Required task
Copy every line of the data that includes the string "years".

■ ■ ■ ■ ■ ■ ■

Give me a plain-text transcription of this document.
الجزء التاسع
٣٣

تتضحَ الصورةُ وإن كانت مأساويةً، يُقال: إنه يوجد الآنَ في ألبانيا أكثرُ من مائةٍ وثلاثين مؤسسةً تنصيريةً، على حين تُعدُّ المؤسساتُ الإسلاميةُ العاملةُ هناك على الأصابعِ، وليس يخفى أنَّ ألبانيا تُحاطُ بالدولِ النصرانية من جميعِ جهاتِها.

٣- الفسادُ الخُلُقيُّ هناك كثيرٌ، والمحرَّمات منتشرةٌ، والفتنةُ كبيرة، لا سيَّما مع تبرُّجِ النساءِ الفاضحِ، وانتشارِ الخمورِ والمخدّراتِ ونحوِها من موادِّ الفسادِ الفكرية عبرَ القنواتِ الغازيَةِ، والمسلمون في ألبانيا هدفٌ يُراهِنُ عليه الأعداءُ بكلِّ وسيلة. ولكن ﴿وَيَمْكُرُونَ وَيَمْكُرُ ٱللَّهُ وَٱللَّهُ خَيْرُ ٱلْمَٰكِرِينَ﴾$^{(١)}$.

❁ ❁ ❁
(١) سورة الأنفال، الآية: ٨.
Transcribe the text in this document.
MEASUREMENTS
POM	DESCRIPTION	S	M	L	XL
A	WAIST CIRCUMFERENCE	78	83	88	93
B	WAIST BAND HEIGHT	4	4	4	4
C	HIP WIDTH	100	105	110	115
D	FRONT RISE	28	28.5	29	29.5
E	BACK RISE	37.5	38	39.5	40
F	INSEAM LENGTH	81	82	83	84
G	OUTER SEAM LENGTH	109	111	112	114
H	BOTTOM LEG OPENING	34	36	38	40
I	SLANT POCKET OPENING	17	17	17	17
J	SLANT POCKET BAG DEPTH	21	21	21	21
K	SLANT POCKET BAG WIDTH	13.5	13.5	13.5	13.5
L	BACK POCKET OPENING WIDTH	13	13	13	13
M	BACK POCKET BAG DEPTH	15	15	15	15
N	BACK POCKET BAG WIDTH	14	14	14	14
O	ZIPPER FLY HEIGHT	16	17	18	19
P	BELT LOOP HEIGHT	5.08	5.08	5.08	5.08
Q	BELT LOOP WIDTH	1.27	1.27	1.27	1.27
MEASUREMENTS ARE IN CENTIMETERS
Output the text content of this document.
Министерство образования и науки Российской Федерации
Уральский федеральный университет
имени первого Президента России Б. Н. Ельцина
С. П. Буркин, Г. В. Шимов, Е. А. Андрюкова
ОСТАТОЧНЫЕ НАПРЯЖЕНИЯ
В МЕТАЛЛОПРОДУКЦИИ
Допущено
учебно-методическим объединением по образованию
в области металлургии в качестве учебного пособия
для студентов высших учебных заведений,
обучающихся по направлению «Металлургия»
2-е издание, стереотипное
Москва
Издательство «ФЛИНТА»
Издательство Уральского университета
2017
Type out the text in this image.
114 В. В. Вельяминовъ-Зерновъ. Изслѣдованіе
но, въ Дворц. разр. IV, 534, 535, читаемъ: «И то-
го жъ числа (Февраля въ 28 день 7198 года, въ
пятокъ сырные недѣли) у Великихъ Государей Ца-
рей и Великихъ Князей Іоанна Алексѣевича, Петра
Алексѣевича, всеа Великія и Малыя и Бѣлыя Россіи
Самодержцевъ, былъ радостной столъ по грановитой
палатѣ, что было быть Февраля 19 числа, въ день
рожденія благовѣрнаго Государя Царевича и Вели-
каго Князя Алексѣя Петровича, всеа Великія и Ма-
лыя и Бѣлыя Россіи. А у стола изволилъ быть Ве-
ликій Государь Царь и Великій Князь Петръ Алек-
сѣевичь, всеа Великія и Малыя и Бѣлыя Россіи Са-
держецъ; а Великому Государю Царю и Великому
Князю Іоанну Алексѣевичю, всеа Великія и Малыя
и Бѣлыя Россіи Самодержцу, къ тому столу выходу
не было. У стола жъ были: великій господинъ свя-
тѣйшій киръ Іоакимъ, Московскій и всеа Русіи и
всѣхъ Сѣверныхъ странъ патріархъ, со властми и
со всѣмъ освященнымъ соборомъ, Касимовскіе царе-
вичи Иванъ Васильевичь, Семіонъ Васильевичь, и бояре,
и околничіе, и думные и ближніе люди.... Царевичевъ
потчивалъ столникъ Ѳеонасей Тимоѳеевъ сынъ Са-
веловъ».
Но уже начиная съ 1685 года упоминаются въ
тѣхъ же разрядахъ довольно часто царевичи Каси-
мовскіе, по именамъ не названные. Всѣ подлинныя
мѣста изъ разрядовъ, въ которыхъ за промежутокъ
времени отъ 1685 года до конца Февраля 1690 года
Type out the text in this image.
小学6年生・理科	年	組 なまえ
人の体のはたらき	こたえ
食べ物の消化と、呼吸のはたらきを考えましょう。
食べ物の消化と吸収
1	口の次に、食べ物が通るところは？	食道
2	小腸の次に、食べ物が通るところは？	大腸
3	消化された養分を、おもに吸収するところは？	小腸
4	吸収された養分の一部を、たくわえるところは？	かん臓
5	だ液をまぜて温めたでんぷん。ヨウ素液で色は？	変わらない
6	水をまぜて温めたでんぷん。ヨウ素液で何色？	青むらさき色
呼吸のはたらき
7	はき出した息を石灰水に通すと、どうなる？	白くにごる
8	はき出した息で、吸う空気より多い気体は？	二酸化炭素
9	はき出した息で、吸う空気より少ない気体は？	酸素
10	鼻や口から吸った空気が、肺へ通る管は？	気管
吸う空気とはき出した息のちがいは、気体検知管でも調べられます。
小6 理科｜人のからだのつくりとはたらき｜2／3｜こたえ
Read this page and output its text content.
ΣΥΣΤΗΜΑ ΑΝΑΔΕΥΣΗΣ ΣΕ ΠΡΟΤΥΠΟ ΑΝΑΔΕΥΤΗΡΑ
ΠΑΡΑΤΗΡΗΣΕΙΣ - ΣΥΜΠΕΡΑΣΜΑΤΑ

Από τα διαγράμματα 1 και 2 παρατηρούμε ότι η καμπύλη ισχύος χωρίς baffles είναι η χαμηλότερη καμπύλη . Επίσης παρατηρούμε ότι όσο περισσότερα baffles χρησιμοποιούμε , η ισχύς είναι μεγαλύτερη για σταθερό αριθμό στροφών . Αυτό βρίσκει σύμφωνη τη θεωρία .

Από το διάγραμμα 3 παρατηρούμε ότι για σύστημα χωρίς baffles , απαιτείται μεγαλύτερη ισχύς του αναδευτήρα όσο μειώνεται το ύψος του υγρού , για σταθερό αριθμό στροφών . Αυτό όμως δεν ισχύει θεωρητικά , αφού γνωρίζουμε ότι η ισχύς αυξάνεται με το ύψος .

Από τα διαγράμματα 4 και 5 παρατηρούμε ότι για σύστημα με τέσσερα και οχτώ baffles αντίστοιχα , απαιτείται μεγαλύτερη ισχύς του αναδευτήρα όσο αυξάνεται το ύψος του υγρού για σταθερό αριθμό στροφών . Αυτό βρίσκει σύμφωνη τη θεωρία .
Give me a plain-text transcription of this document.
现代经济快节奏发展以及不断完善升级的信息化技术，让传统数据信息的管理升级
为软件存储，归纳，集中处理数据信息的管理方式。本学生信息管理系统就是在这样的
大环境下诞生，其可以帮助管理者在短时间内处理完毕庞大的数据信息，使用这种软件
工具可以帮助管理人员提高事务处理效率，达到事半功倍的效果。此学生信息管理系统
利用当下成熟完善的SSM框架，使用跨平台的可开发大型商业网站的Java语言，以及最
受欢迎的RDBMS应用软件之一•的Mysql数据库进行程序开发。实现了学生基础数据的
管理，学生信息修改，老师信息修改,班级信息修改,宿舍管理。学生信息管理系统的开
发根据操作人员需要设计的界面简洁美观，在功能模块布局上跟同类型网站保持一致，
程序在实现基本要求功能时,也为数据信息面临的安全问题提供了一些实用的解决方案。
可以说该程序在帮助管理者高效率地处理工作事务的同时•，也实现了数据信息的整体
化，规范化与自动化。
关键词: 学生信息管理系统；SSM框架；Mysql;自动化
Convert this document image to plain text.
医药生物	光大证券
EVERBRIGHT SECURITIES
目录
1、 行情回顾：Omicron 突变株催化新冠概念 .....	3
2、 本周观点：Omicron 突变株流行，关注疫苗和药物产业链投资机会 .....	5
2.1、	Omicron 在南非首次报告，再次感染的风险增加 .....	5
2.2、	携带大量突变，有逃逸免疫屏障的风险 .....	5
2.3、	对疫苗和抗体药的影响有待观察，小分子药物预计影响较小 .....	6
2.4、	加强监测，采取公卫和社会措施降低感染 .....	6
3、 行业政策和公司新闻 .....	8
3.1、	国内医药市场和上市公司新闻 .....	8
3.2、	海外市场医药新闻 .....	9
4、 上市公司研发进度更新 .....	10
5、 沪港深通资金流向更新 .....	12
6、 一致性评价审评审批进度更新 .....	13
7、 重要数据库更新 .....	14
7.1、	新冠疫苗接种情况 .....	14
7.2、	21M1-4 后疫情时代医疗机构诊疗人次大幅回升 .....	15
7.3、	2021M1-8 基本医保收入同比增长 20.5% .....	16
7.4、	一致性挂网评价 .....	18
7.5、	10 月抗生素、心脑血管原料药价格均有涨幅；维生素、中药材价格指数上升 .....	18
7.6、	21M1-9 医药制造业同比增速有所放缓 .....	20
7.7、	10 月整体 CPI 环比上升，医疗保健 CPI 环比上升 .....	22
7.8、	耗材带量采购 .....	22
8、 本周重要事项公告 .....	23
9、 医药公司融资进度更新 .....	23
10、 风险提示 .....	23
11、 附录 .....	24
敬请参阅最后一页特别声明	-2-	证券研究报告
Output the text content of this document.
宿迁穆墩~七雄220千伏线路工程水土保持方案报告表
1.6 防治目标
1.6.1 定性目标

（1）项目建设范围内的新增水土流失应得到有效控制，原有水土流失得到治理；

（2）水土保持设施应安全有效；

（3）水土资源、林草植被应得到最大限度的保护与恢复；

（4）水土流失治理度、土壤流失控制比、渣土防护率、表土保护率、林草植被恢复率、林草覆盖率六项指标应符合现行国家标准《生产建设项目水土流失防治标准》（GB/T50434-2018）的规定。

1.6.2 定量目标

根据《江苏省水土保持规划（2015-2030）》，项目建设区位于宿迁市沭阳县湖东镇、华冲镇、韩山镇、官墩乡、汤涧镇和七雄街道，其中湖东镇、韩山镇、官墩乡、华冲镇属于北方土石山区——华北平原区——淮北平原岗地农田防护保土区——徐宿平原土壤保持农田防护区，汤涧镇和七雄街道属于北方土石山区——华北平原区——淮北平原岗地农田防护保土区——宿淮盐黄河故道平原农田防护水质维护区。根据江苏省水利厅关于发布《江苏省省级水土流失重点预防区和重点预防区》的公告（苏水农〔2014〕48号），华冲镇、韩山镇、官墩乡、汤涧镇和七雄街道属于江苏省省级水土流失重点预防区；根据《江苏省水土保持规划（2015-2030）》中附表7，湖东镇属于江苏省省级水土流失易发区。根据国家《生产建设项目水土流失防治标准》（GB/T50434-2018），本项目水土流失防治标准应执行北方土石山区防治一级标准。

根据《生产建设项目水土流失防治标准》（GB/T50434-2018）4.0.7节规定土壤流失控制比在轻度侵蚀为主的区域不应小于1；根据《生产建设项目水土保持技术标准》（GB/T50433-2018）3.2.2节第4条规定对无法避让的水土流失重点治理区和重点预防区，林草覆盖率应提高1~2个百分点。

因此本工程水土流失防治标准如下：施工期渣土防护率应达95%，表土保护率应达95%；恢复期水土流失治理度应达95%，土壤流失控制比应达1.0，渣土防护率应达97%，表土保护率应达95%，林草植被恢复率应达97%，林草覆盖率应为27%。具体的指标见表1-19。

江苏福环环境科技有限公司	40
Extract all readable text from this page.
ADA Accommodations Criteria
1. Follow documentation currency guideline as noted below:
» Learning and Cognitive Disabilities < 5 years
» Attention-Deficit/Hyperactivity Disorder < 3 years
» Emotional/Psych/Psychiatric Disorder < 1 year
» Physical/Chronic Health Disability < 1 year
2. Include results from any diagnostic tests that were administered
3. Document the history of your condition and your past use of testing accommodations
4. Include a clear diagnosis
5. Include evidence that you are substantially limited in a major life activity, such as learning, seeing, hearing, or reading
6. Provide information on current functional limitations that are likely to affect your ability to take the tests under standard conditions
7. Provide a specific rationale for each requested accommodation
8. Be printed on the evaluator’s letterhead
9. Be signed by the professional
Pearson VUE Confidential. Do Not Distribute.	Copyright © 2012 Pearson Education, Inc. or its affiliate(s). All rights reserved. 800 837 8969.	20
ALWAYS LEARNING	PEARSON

■ ■ ■ ■ ■ ■ ■

Final answer
» Learning and Cognitive Disabilities < 5 years
» Attention-Deficit/Hyperactivity Disorder < 3 years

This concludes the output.